▶ [REQUIRED TASK] Each line below that contains "vététistes" counts once; report the total and nothing more.
★ ★ ★
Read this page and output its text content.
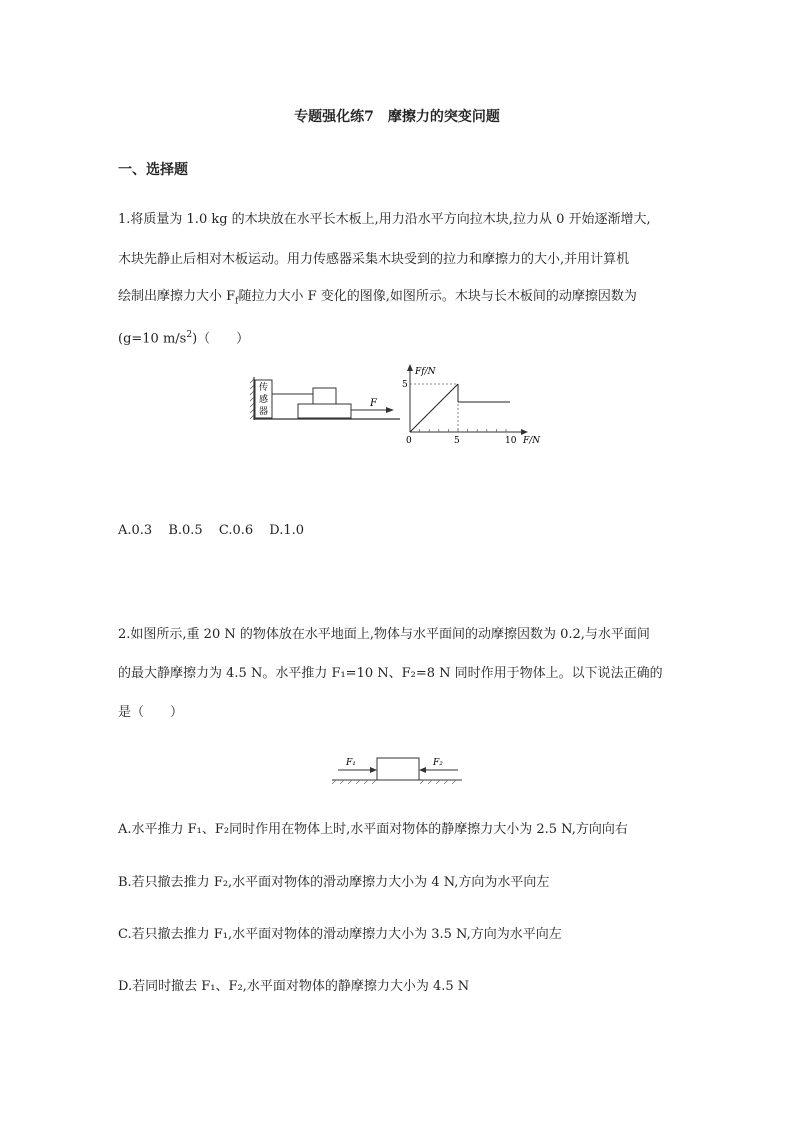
专题强化练7　摩擦力的突变问题
一、选择题
1.将质量为 1.0 kg 的木块放在水平长木板上,用力沿水平方向拉木块,拉力从 0 开始逐渐增大,
木块先静止后相对木板运动。用力传感器采集木块受到的拉力和摩擦力的大小,并用计算机
绘制出摩擦力大小 $F_f$随拉力大小 F 变化的图像,如图所示。木块与长木板间的动摩擦因数为
(g=10 $m/s^2$)（　　）
传
感
器
F
Ff/N
F/N
5
0	5	10
A.0.3 B.0.5 C.0.6 D.1.0
2.如图所示,重 20 N 的物体放在水平地面上,物体与水平面间的动摩擦因数为 0.2,与水平面间
的最大静摩擦力为 4.5 N。水平推力 F₁=10 N、F₂=8 N 同时作用于物体上。以下说法正确的
是（　　）
F₁	F₂
A.水平推力 F₁、F₂同时作用在物体上时,水平面对物体的静摩擦力大小为 2.5 N,方向向右
B.若只撤去推力 F₂,水平面对物体的滑动摩擦力大小为 4 N,方向为水平向左
C.若只撤去推力 F₁,水平面对物体的滑动摩擦力大小为 3.5 N,方向为水平向左
D.若同时撤去 F₁、F₂,水平面对物体的静摩擦力大小为 4.5 N
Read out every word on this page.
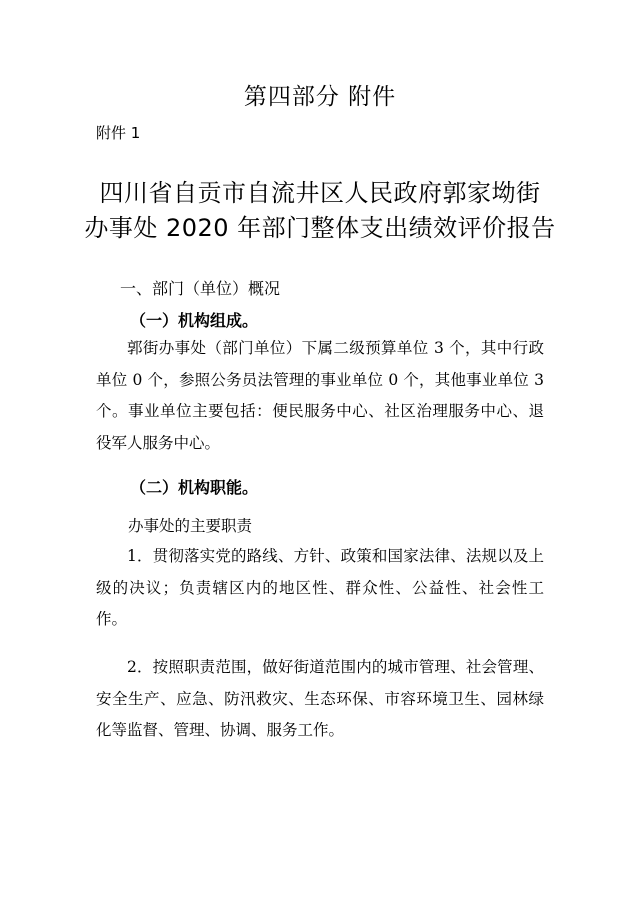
第四部分 附件
附件 1
四川省自贡市自流井区人民政府郭家坳街
办事处 2020 年部门整体支出绩效评价报告
一、部门（单位）概况
（一）机构组成。

郭街办事处（部门单位）下属二级预算单位 3 个，其中行政单位 0 个，参照公务员法管理的事业单位 0 个，其他事业单位 3 个。事业单位主要包括：便民服务中心、社区治理服务中心、退役军人服务中心。

（二）机构职能。
办事处的主要职责

1．贯彻落实党的路线、方针、政策和国家法律、法规以及上级的决议；负责辖区内的地区性、群众性、公益性、社会性工作。

2．按照职责范围，做好街道范围内的城市管理、社会管理、安全生产、应急、防汛救灾、生态环保、市容环境卫生、园林绿化等监督、管理、协调、服务工作。
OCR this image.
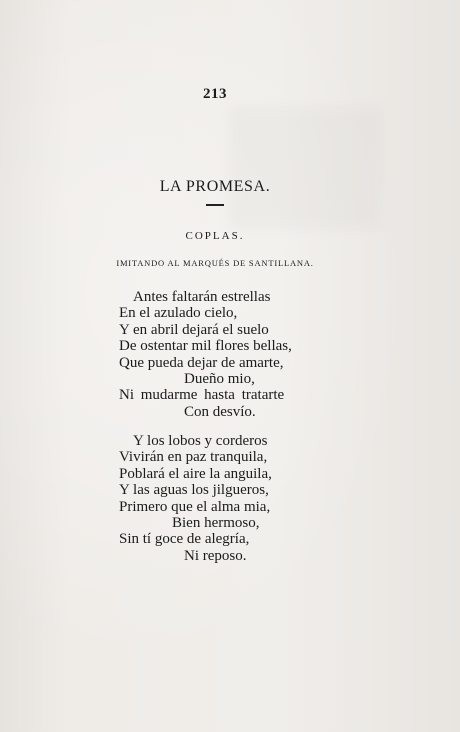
213
LA PROMESA.
COPLAS.
IMITANDO AL MARQUÉS DE SANTILLANA.
Antes faltarán estrellas
En el azulado cielo,
Y en abril dejará el suelo
De ostentar mil flores bellas,
Que pueda dejar de amarte,
Dueño mio,
Ni mudarme hasta tratarte
Con desvío.
Y los lobos y corderos
Vivirán en paz tranquila,
Poblará el aire la anguila,
Y las aguas los jilgueros,
Primero que el alma mia,
Bien hermoso,
Sin tí goce de alegría,
Ni reposo.
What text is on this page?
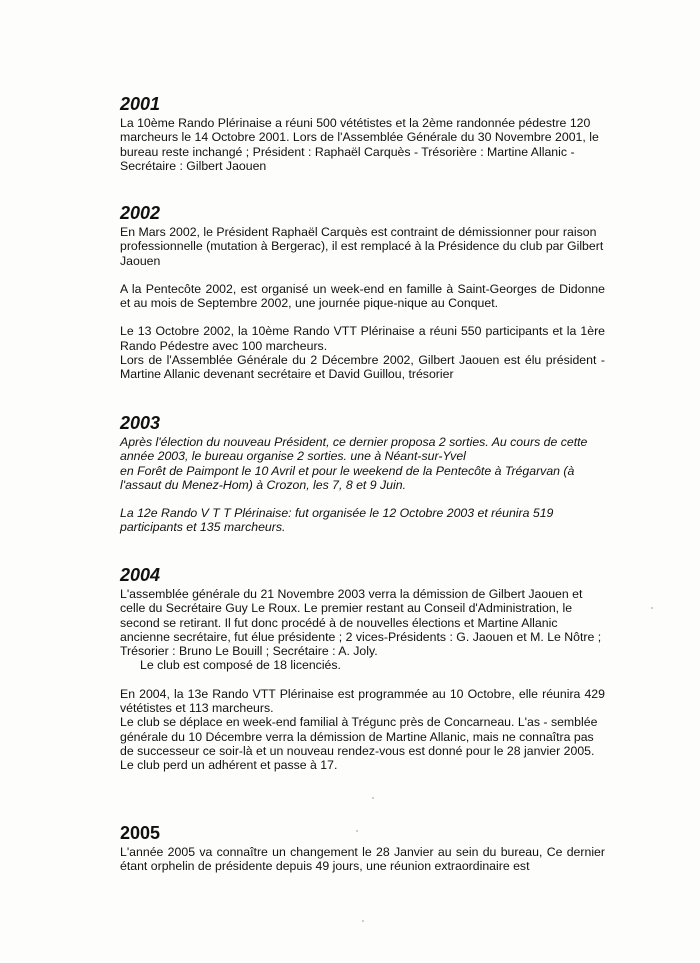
2001

La 10ème Rando Plérinaise a réuni 500 vététistes et la 2ème randonnée pédestre 120 marcheurs le 14 Octobre 2001. Lors de l'Assemblée Générale du 30 Novembre 2001, le bureau reste inchangé ; Président : Raphaël Carquès - Trésorière : Martine Allanic - Secrétaire : Gilbert Jaouen

2002

En Mars 2002, le Président Raphaël Carquès est contraint de démissionner pour raison professionnelle (mutation à Bergerac), il est remplacé à la Présidence du club par Gilbert Jaouen

A la Pentecôte 2002, est organisé un week-end en famille à Saint-Georges de Didonne et au mois de Septembre 2002, une journée pique-nique au Conquet.

Le 13 Octobre 2002, la 10ème Rando VTT Plérinaise a réuni 550 participants et la 1ère Rando Pédestre avec 100 marcheurs.

Lors de l'Assemblée Générale du 2 Décembre 2002, Gilbert Jaouen est élu président - Martine Allanic devenant secrétaire et David Guillou, trésorier

2003

Après l'élection du nouveau Président, ce dernier proposa 2 sorties. Au cours de cette année 2003, le bureau organise 2 sorties. une à Néant-sur-Yvel

en Forêt de Paimpont le 10 Avril et pour le weekend de la Pentecôte à Trégarvan (à l'assaut du Menez-Hom) à Crozon, les 7, 8 et 9 Juin.

La 12e Rando V T T Plérinaise: fut organisée le 12 Octobre 2003 et réunira 519 participants et 135 marcheurs.

2004

L'assemblée générale du 21 Novembre 2003 verra la démission de Gilbert Jaouen et celle du Secrétaire Guy Le Roux. Le premier restant au Conseil d'Administration, le second se retirant. Il fut donc procédé à de nouvelles élections et Martine Allanic ancienne secrétaire, fut élue présidente ; 2 vices-Présidents : G. Jaouen et M. Le Nôtre ; Trésorier : Bruno Le Bouill ; Secrétaire : A. Joly.

Le club est composé de 18 licenciés.

En 2004, la 13e Rando VTT Plérinaise est programmée au 10 Octobre, elle réunira 429 vététistes et 113 marcheurs.

Le club se déplace en week-end familial à Trégunc près de Concarneau. L'as - semblée générale du 10 Décembre verra la démission de Martine Allanic, mais ne connaîtra pas de successeur ce soir-là et un nouveau rendez-vous est donné pour le 28 janvier 2005.

Le club perd un adhérent et passe à 17.

2005

L'année 2005 va connaître un changement le 28 Janvier au sein du bureau, Ce dernier étant orphelin de présidente depuis 49 jours, une réunion extraordinaire est
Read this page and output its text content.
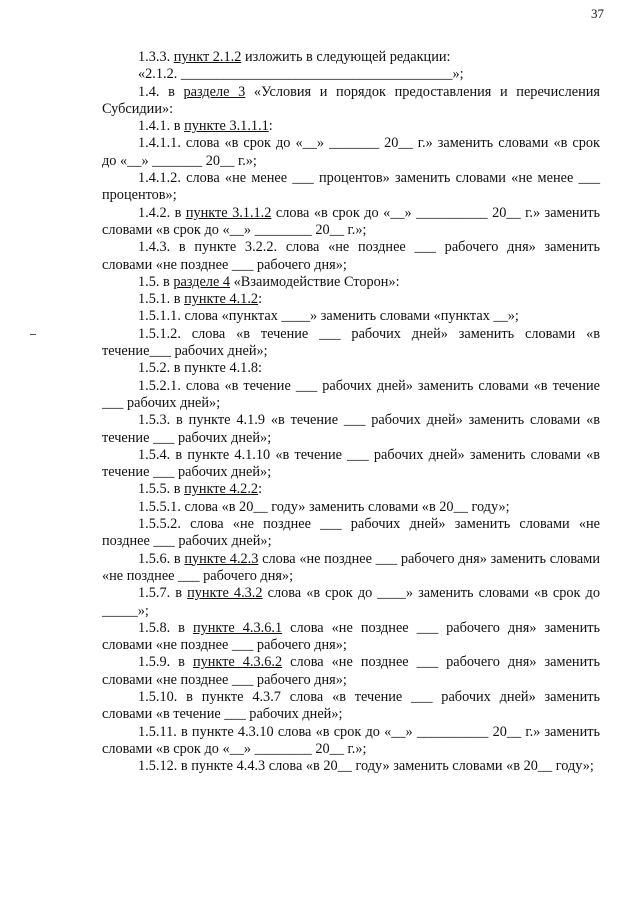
37

1.3.3. пункт 2.1.2 изложить в следующей редакции:

«2.1.2. ______________________________________»;

1.4. в разделе 3 «Условия и порядок предоставления и перечисления Субсидии»:

1.4.1. в пункте 3.1.1.1:

1.4.1.1. слова «в срок до «__» _______ 20__ г.» заменить словами «в срок до «__» _______ 20__ г.»;

1.4.1.2. слова «не менее ___ процентов» заменить словами «не менее ___ процентов»;

1.4.2. в пункте 3.1.1.2 слова «в срок до «__» __________ 20__ г.» заменить словами «в срок до «__» ________ 20__ г.»;

1.4.3. в пункте 3.2.2. слова «не позднее ___ рабочего дня» заменить словами «не позднее ___ рабочего дня»;

1.5. в разделе 4 «Взаимодействие Сторон»:

1.5.1. в пункте 4.1.2:

1.5.1.1. слова «пунктах ____» заменить словами «пунктах __»;

1.5.1.2. слова «в течение ___ рабочих дней» заменить словами «в течение___ рабочих дней»;

1.5.2. в пункте 4.1.8:

1.5.2.1. слова «в течение ___ рабочих дней» заменить словами «в течение ___ рабочих дней»;

1.5.3. в пункте 4.1.9 «в течение ___ рабочих дней» заменить словами «в течение ___ рабочих дней»;

1.5.4. в пункте 4.1.10 «в течение ___ рабочих дней» заменить словами «в течение ___ рабочих дней»;

1.5.5. в пункте 4.2.2:

1.5.5.1. слова «в 20__ году» заменить словами «в 20__ году»;

1.5.5.2. слова «не позднее ___ рабочих дней» заменить словами «не позднее ___ рабочих дней»;

1.5.6. в пункте 4.2.3 слова «не позднее ___ рабочего дня» заменить словами «не позднее ___ рабочего дня»;

1.5.7. в пункте 4.3.2 слова «в срок до ____» заменить словами «в срок до _____»;

1.5.8. в пункте 4.3.6.1 слова «не позднее ___ рабочего дня» заменить словами «не позднее ___ рабочего дня»;

1.5.9. в пункте 4.3.6.2 слова «не позднее ___ рабочего дня» заменить словами «не позднее ___ рабочего дня»;

1.5.10. в пункте 4.3.7 слова «в течение ___ рабочих дней» заменить словами «в течение ___ рабочих дней»;

1.5.11. в пункте 4.3.10 слова «в срок до «__» __________ 20__ г.» заменить словами «в срок до «__» ________ 20__ г.»;

1.5.12. в пункте 4.4.3 слова «в 20__ году» заменить словами «в 20__ году»;
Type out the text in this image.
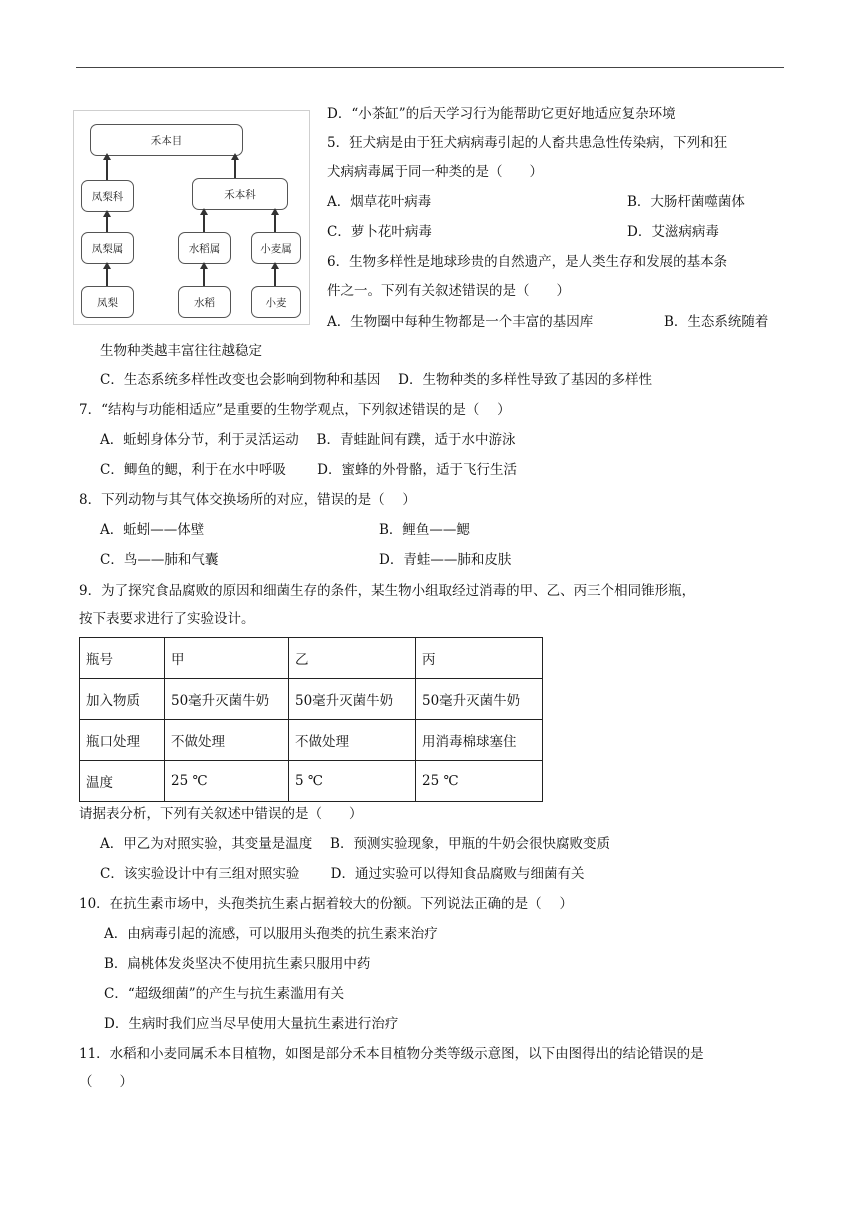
禾本目
凤梨科	禾本科
凤梨属	水稻属	小麦属
凤梨	水稻	小麦
D．“小茶缸”的后天学习行为能帮助它更好地适应复杂环境
5．狂犬病是由于狂犬病病毒引起的人畜共患急性传染病，下列和狂
犬病病毒属于同一种类的是（　　）
A．烟草花叶病毒	B．大肠杆菌噬菌体
C．萝卜花叶病毒	D．艾滋病病毒
6．生物多样性是地球珍贵的自然遗产，是人类生存和发展的基本条
件之一。下列有关叙述错误的是（　　）
A．生物圈中每种生物都是一个丰富的基因库	B．生态系统随着
生物种类越丰富往往越稳定
C．生态系统多样性改变也会影响到物种和基因　 D．生物种类的多样性导致了基因的多样性
7．“结构与功能相适应”是重要的生物学观点，下列叙述错误的是（　 ）
A．蚯蚓身体分节，利于灵活运动　 B．青蛙趾间有蹼，适于水中游泳
C．鲫鱼的鳃，利于在水中呼吸　　 D．蜜蜂的外骨骼，适于飞行生活
8．下列动物与其气体交换场所的对应，错误的是（　 ）
A．蚯蚓——体壁	B．鲤鱼——鳃
C．鸟——肺和气囊	D．青蛙——肺和皮肤
9．为了探究食品腐败的原因和细菌生存的条件，某生物小组取经过消毒的甲、乙、丙三个相同锥形瓶，
按下表要求进行了实验设计。
瓶号	甲	乙	丙
加入物质	50毫升灭菌牛奶	50毫升灭菌牛奶	50毫升灭菌牛奶
瓶口处理	不做处理	不做处理	用消毒棉球塞住
温度	25 ℃	5 ℃	25 ℃
请据表分析，下列有关叙述中错误的是（　　）
A．甲乙为对照实验，其变量是温度　 B．预测实验现象，甲瓶的牛奶会很快腐败变质
C．该实验设计中有三组对照实验　　 D．通过实验可以得知食品腐败与细菌有关
10．在抗生素市场中，头孢类抗生素占据着较大的份额。下列说法正确的是（　 ）
A．由病毒引起的流感，可以服用头孢类的抗生素来治疗
B．扁桃体发炎坚决不使用抗生素只服用中药
C．“超级细菌”的产生与抗生素滥用有关
D．生病时我们应当尽早使用大量抗生素进行治疗
11．水稻和小麦同属禾本目植物，如图是部分禾本目植物分类等级示意图，以下由图得出的结论错误的是
（　　）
★ ★ ★
▶ [THE SOLUTION] 2